Work order:
Exclude the pictures and reproduce the remaining data exactly as written.
----------
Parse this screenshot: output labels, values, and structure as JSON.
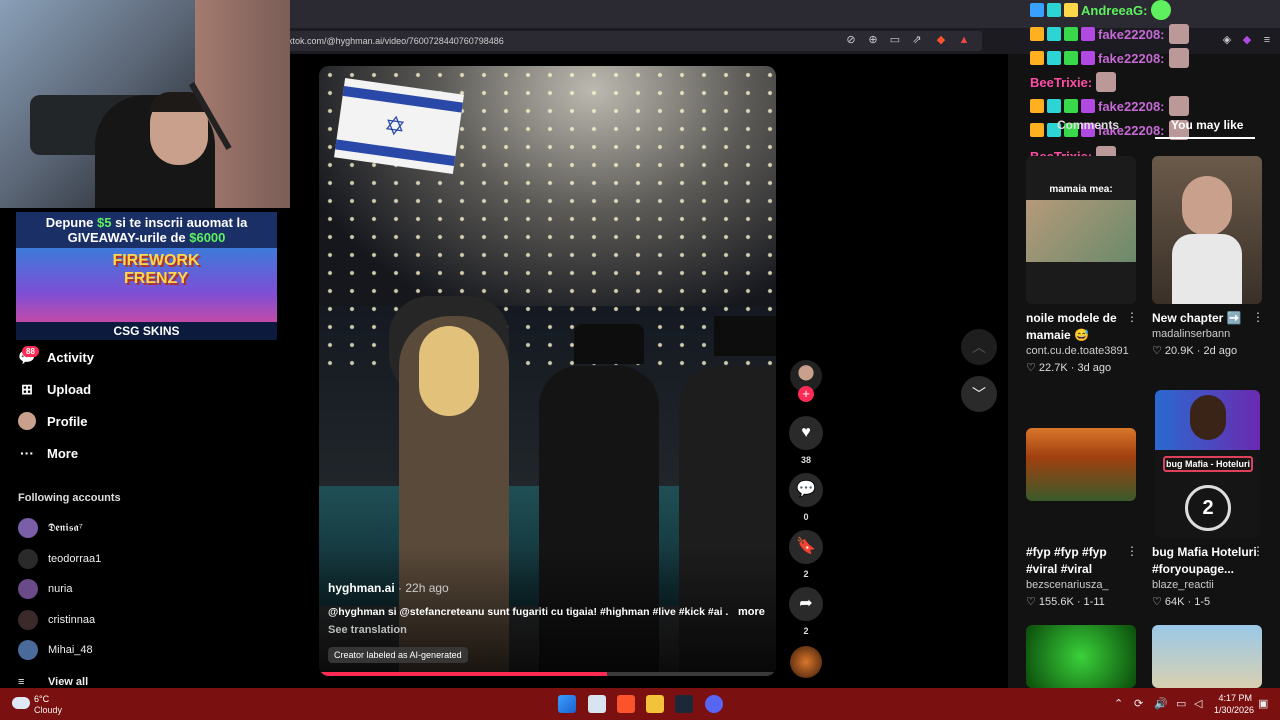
{
  "browser": {
    "url": "ktok.com/@hyghman.ai/video/7600728440760798486"
  },
  "promo": {
    "line1_pre": "Depune ",
    "line1_amount": "$5",
    "line1_post": " si te inscrii auomat la",
    "line2_pre": "GIVEAWAY-urile de ",
    "line2_amount": "$6000",
    "art_title": "FIREWORK FRENZY",
    "footer": "CSG SKINS"
  },
  "sidebar": {
    "activity_badge": "88",
    "items": [
      {
        "label": "Activity",
        "icon": "message-icon"
      },
      {
        "label": "Upload",
        "icon": "plus-square-icon"
      },
      {
        "label": "Profile",
        "icon": "avatar-icon"
      },
      {
        "label": "More",
        "icon": "more-dots-icon"
      }
    ],
    "following_header": "Following accounts",
    "following": [
      {
        "name": "𝕯𝖊𝖓𝖎𝖘𝖆⁷",
        "color": "#7b5ea8"
      },
      {
        "name": "teodorraa1",
        "color": "#2a2a2a"
      },
      {
        "name": "nuria",
        "color": "#6b4a8a"
      },
      {
        "name": "cristinnaa",
        "color": "#3a2a2a"
      },
      {
        "name": "Mihai_48",
        "color": "#4a6a9a"
      }
    ],
    "view_all": "View all"
  },
  "video": {
    "author": "hyghman.ai",
    "time": " · 22h ago",
    "caption": "@hyghman si @stefancreteanu sunt fugariti cu tigaia! #highman #live #kick #ai ...",
    "more": "more",
    "see_translation": "See translation",
    "ai_label": "Creator labeled as AI-generated",
    "progress": 0.63
  },
  "actions": {
    "likes": "38",
    "comments": "0",
    "saves": "2",
    "shares": "2"
  },
  "chat": [
    {
      "user": "AndreeaG:",
      "color": "#5ef05e"
    },
    {
      "user": "fake22208:",
      "color": "#c66ad6"
    },
    {
      "user": "fake22208:",
      "color": "#c66ad6"
    },
    {
      "user": "BeeTrixie:",
      "color": "#ff4da6"
    },
    {
      "user": "fake22208:",
      "color": "#c66ad6"
    },
    {
      "user": "fake22208:",
      "color": "#c66ad6"
    },
    {
      "user": "BeeTrixie:",
      "color": "#ff4da6"
    }
  ],
  "panel": {
    "tab_comments": "Comments",
    "tab_you_may_like": "You may like",
    "cards": [
      {
        "thumb_text": "mamaia mea:",
        "title": "noile modele de mamaie 😅",
        "user": "cont.cu.de.toate3891",
        "likes": "♡ 22.7K",
        "age": " · 3d ago"
      },
      {
        "thumb_text": "",
        "title": "New chapter ➡️",
        "user": "madalinserbann",
        "likes": "♡ 20.9K",
        "age": " · 2d ago"
      },
      {
        "thumb_text": "",
        "title": "#fyp #fyp #fyp #viral #viral",
        "user": "bezscenariusza_",
        "likes": "♡ 155.6K",
        "age": " · 1-11"
      },
      {
        "thumb_text": "bug Mafia - Hoteluri",
        "title": "bug Mafia Hoteluri #foryoupage...",
        "user": "blaze_reactii",
        "likes": "♡ 64K",
        "age": " · 1-5"
      }
    ]
  },
  "taskbar": {
    "temp": "6°C",
    "weather": "Cloudy",
    "time": "4:17 PM",
    "date": "1/30/2026"
  }
}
----------
Output of the task:
Parse this screenshot: output labels, values, and structure as JSON.
{
  "browser": {
    "url": "ktok.com/@hyghman.ai/video/7600728440760798486"
  },
  "promo": {
    "line1_pre": "Depune ",
    "line1_amount": "$5",
    "line1_post": " si te inscrii auomat la",
    "line2_pre": "GIVEAWAY-urile de ",
    "line2_amount": "$6000",
    "art_title": "FIREWORK FRENZY",
    "footer": "CSG SKINS"
  },
  "sidebar": {
    "activity_badge": "88",
    "items": [
      {
        "label": "Activity",
        "icon": "message-icon"
      },
      {
        "label": "Upload",
        "icon": "plus-square-icon"
      },
      {
        "label": "Profile",
        "icon": "avatar-icon"
      },
      {
        "label": "More",
        "icon": "more-dots-icon"
      }
    ],
    "following_header": "Following accounts",
    "following": [
      {
        "name": "𝕯𝖊𝖓𝖎𝖘𝖆⁷",
        "color": "#7b5ea8"
      },
      {
        "name": "teodorraa1",
        "color": "#2a2a2a"
      },
      {
        "name": "nuria",
        "color": "#6b4a8a"
      },
      {
        "name": "cristinnaa",
        "color": "#3a2a2a"
      },
      {
        "name": "Mihai_48",
        "color": "#4a6a9a"
      }
    ],
    "view_all": "View all"
  },
  "video": {
    "author": "hyghman.ai",
    "time": " · 22h ago",
    "caption": "@hyghman si @stefancreteanu sunt fugariti cu tigaia! #highman #live #kick #ai ...",
    "more": "more",
    "see_translation": "See translation",
    "ai_label": "Creator labeled as AI-generated",
    "progress": 0.63
  },
  "actions": {
    "likes": "38",
    "comments": "0",
    "saves": "2",
    "shares": "2"
  },
  "chat": [
    {
      "user": "AndreeaG:",
      "color": "#5ef05e"
    },
    {
      "user": "fake22208:",
      "color": "#c66ad6"
    },
    {
      "user": "fake22208:",
      "color": "#c66ad6"
    },
    {
      "user": "BeeTrixie:",
      "color": "#ff4da6"
    },
    {
      "user": "fake22208:",
      "color": "#c66ad6"
    },
    {
      "user": "fake22208:",
      "color": "#c66ad6"
    },
    {
      "user": "BeeTrixie:",
      "color": "#ff4da6"
    }
  ],
  "panel": {
    "tab_comments": "Comments",
    "tab_you_may_like": "You may like",
    "cards": [
      {
        "thumb_text": "mamaia mea:",
        "title": "noile modele de mamaie 😅",
        "user": "cont.cu.de.toate3891",
        "likes": "♡ 22.7K",
        "age": " · 3d ago"
      },
      {
        "thumb_text": "",
        "title": "New chapter ➡️",
        "user": "madalinserbann",
        "likes": "♡ 20.9K",
        "age": " · 2d ago"
      },
      {
        "thumb_text": "",
        "title": "#fyp #fyp #fyp #viral #viral",
        "user": "bezscenariusza_",
        "likes": "♡ 155.6K",
        "age": " · 1-11"
      },
      {
        "thumb_text": "bug Mafia - Hoteluri",
        "title": "bug Mafia Hoteluri #foryoupage...",
        "user": "blaze_reactii",
        "likes": "♡ 64K",
        "age": " · 1-5"
      }
    ]
  },
  "taskbar": {
    "temp": "6°C",
    "weather": "Cloudy",
    "time": "4:17 PM",
    "date": "1/30/2026"
  }
}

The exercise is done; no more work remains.